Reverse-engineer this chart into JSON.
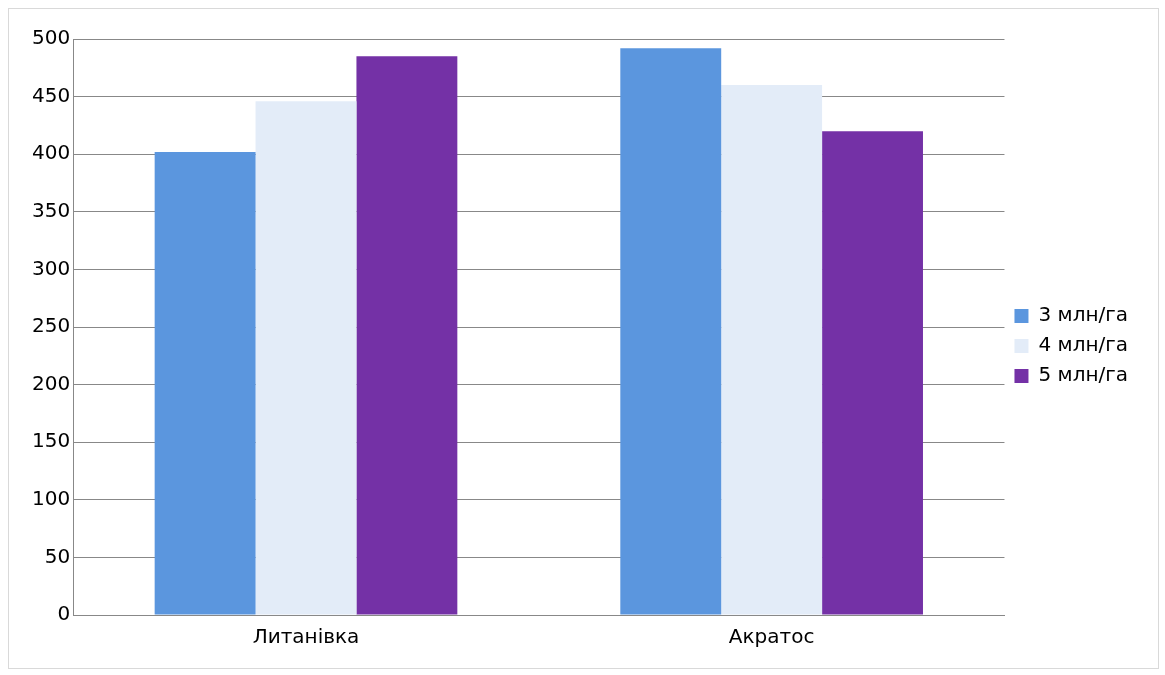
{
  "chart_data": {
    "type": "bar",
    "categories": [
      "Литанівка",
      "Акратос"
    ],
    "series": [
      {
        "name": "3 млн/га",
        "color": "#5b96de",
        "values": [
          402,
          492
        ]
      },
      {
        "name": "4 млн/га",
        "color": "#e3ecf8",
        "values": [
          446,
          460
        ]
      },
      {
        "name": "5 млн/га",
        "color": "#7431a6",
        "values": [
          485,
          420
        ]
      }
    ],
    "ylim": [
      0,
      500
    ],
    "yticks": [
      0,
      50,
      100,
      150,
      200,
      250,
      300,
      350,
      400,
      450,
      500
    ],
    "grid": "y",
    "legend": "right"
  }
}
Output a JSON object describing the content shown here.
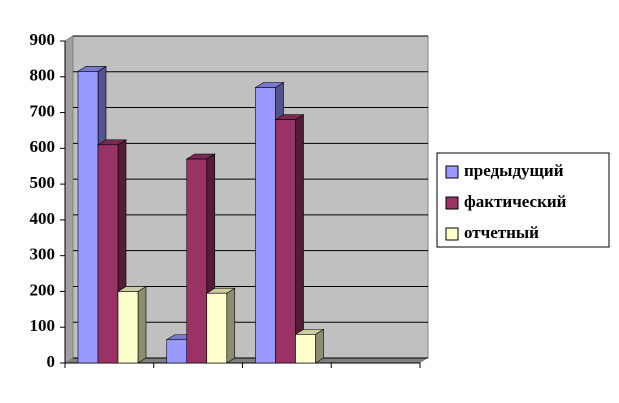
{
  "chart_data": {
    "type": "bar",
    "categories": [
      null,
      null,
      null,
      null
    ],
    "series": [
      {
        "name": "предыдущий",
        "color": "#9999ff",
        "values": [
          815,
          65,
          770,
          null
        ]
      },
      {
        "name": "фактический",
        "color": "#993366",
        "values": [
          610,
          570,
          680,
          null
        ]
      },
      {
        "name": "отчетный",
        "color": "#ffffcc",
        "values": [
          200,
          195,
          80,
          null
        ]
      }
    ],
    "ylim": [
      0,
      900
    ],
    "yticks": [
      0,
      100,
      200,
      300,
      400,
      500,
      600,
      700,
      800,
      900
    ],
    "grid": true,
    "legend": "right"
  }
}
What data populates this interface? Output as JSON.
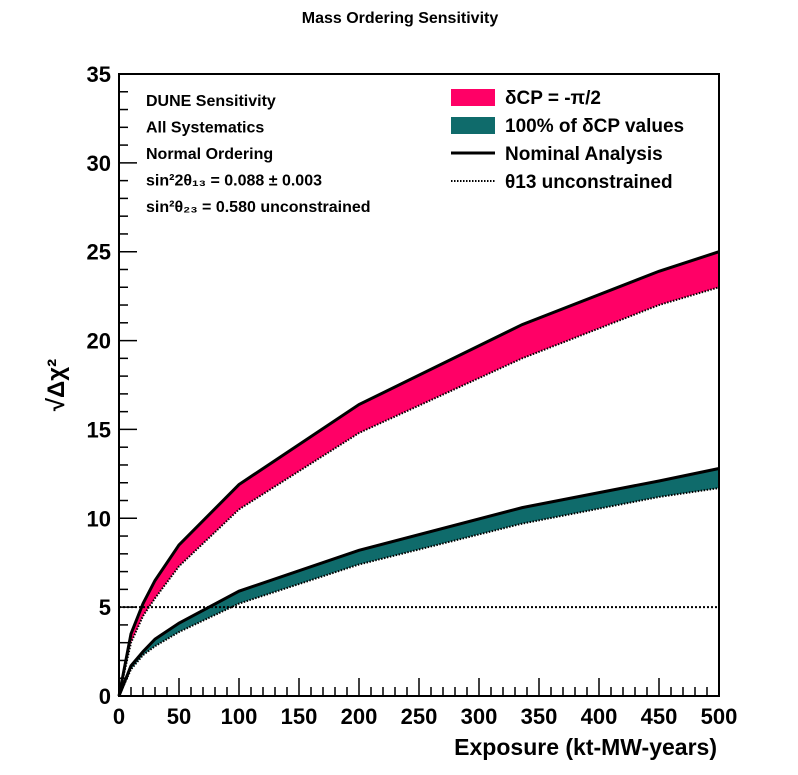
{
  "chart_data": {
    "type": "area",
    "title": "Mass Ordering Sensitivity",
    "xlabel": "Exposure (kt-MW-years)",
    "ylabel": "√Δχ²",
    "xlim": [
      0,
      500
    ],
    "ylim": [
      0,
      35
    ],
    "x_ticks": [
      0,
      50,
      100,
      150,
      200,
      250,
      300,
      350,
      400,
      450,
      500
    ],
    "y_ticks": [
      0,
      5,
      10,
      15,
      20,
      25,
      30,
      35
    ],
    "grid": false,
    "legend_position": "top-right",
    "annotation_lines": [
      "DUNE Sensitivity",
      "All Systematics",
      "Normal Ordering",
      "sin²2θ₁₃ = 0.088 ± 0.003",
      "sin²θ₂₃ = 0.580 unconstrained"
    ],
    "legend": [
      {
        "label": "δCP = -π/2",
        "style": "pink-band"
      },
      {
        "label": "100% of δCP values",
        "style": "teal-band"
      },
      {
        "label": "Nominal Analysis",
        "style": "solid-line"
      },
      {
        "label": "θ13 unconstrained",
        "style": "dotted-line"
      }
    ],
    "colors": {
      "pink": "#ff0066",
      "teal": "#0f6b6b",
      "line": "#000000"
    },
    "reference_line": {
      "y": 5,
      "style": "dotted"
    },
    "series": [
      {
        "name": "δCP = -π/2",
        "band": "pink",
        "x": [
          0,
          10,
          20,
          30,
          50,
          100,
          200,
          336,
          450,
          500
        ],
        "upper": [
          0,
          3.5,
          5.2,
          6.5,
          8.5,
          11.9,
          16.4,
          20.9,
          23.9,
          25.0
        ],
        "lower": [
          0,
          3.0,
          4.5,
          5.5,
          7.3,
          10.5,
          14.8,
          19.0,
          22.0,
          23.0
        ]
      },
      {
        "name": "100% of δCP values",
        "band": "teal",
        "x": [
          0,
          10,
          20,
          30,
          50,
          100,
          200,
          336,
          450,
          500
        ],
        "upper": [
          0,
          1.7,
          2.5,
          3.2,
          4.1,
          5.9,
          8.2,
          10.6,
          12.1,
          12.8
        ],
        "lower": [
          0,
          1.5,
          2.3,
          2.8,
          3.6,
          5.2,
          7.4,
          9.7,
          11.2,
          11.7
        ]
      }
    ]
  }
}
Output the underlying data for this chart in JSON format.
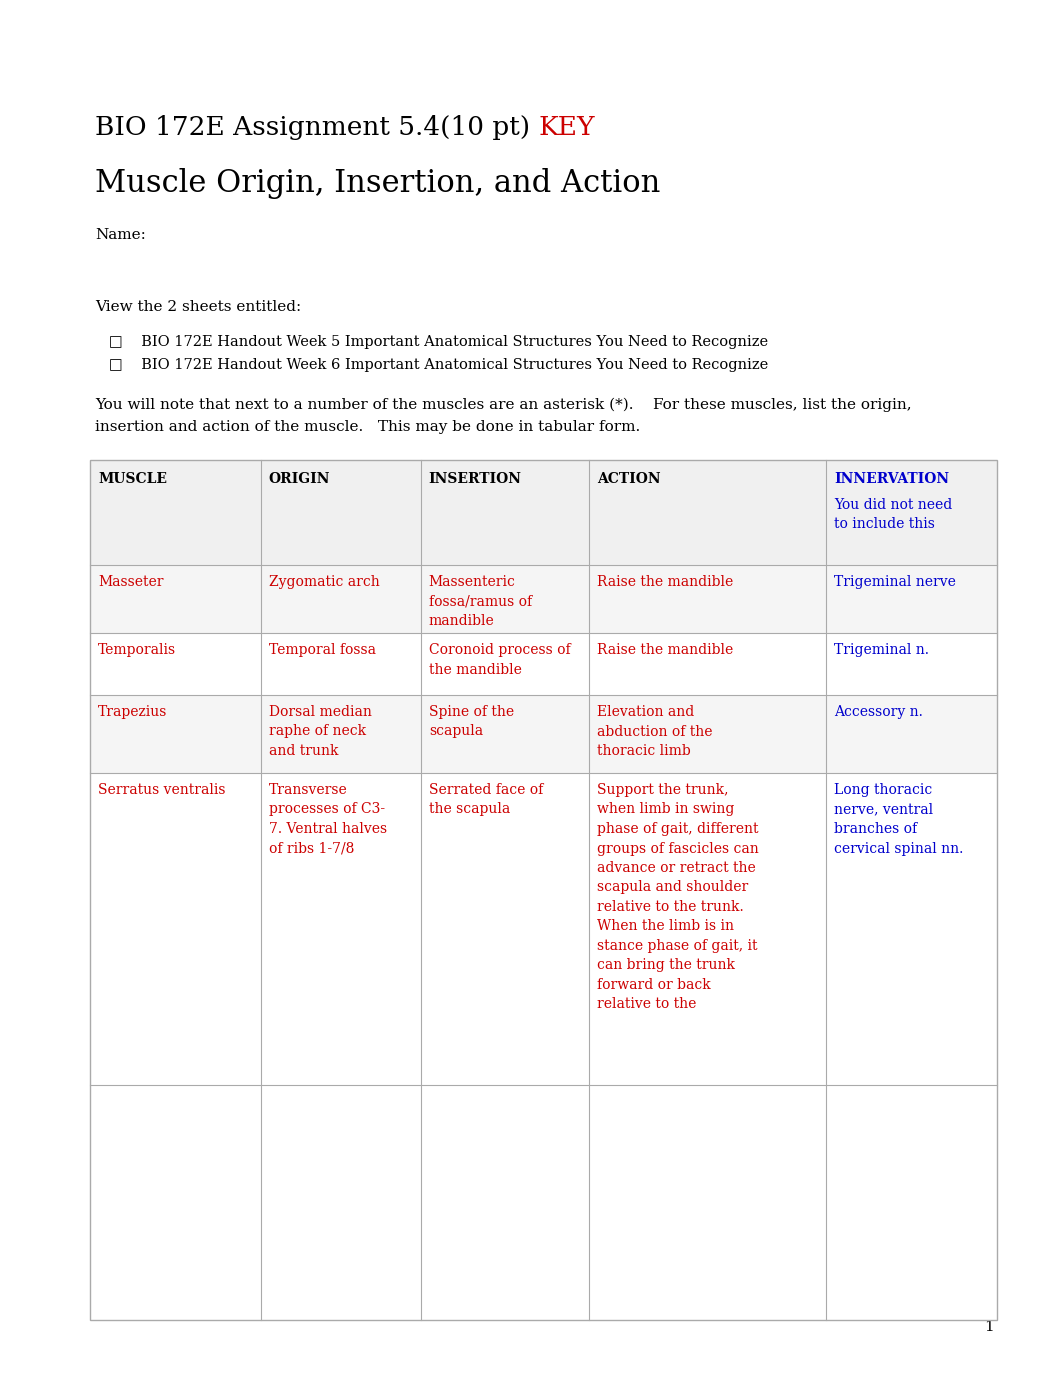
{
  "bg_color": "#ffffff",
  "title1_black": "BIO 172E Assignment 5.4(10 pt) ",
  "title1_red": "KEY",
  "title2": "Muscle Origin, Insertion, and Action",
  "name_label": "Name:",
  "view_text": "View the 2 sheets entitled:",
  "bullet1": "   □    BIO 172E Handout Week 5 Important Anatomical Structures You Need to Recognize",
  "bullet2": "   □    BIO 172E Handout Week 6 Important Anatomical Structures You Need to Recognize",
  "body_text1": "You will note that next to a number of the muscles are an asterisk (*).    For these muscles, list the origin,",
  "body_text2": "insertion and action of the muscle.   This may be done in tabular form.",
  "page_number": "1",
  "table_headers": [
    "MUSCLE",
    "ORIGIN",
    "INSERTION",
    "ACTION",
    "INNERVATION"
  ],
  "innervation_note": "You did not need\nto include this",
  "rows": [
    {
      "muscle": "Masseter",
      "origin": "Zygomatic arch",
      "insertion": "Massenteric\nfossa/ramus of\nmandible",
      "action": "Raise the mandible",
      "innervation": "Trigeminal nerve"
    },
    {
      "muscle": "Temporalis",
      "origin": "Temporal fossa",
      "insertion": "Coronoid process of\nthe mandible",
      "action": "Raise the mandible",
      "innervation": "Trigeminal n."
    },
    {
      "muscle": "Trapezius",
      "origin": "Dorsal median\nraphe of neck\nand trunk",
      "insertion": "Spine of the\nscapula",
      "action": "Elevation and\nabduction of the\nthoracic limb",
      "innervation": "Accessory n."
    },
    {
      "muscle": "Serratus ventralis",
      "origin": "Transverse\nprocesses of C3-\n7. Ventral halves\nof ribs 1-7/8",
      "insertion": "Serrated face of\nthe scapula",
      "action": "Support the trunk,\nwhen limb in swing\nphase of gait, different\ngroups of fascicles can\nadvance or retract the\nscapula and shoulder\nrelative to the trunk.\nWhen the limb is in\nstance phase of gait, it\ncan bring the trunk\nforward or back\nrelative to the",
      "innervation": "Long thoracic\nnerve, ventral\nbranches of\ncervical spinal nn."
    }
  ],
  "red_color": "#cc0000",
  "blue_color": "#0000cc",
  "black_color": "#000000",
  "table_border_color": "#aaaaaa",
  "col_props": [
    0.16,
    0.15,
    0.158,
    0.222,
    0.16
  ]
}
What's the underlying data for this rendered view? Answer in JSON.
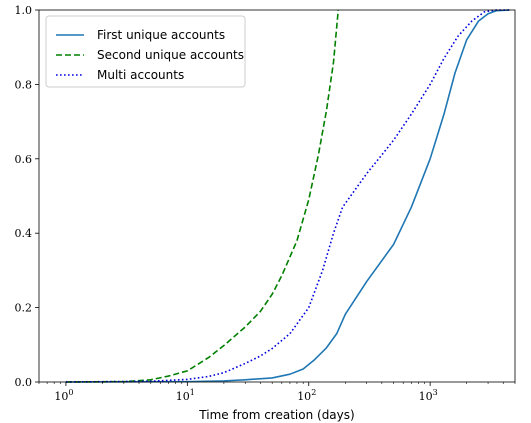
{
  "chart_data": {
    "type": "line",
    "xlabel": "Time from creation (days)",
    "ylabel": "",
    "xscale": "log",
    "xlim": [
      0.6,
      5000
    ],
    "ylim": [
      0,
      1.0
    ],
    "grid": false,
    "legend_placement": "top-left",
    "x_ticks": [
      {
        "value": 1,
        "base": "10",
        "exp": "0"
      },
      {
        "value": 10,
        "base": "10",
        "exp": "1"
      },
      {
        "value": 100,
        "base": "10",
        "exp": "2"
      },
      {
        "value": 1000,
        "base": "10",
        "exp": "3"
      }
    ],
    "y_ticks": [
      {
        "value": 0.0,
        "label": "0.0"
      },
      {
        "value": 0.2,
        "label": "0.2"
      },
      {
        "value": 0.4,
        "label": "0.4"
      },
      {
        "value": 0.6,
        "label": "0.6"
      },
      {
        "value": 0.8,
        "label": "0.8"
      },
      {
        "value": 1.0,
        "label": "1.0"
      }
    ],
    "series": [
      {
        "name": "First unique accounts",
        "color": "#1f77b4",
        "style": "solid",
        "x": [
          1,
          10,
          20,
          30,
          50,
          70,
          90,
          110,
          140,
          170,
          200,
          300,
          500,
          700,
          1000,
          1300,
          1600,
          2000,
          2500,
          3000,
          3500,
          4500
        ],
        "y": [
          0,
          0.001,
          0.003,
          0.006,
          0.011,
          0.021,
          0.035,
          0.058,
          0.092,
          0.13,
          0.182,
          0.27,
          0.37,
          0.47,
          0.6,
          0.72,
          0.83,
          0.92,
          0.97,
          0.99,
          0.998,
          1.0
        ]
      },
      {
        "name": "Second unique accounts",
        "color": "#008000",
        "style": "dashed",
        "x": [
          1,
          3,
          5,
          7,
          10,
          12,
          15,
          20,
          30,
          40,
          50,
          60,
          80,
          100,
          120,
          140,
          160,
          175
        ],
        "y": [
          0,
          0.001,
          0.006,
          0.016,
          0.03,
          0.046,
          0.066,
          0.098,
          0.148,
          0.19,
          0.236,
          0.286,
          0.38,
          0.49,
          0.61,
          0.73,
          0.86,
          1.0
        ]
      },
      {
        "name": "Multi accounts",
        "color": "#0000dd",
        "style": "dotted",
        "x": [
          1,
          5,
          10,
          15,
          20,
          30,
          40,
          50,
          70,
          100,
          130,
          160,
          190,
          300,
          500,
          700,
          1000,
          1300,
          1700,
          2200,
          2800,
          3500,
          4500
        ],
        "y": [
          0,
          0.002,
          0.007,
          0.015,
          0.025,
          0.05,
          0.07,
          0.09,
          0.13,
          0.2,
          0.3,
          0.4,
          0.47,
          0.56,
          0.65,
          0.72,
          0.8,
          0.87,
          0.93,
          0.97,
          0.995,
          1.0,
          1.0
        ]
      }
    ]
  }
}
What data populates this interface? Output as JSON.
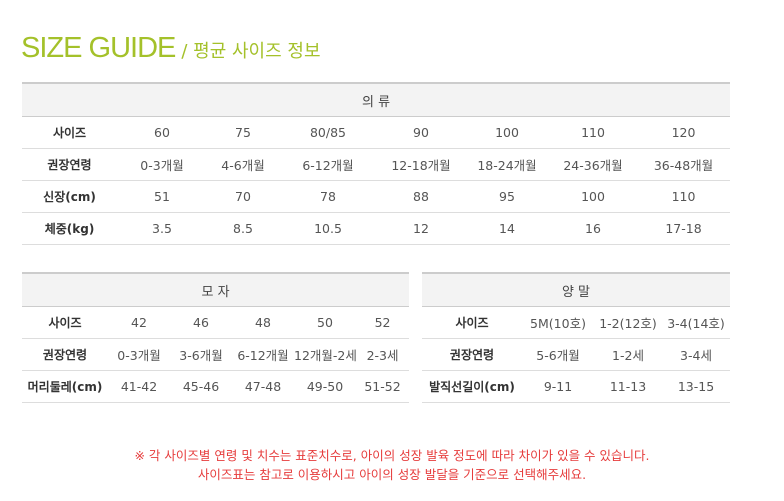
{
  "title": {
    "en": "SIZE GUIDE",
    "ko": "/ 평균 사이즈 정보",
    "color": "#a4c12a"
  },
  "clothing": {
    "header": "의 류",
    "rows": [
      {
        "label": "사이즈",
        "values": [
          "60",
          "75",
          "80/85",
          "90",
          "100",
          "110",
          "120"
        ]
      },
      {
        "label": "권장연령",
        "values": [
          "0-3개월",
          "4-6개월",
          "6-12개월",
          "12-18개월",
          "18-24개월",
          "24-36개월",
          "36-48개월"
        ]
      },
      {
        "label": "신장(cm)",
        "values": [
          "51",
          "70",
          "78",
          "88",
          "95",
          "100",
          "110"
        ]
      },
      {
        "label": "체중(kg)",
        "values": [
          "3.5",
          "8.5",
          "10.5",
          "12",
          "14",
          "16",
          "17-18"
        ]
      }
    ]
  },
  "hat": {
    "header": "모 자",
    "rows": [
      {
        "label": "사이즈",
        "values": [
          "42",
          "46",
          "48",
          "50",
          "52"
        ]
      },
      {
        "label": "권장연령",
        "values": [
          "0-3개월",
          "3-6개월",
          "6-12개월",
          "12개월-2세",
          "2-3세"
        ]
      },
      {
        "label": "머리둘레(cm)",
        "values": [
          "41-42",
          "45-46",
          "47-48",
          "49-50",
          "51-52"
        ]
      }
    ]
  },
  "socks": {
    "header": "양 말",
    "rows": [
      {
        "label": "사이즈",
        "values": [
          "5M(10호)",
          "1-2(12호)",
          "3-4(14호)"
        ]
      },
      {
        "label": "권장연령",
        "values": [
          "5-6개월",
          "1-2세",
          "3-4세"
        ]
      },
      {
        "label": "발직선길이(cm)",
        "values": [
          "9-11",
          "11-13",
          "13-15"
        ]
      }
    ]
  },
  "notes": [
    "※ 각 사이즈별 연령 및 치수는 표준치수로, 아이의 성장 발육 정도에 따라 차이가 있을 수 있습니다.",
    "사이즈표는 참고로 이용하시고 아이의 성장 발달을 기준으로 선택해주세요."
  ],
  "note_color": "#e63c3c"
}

################

WHAT THE TASK ASKS:
Using the records given above, list every line that includes the word "Recognize".

FULL ANSWER:
  "bullet1": "   □    BIO 172E Handout Week 5 Important Anatomical Structures You Need to Recognize",
  "bullet2": "   □    BIO 172E Handout Week 6 Important Anatomical Structures You Need to Recognize",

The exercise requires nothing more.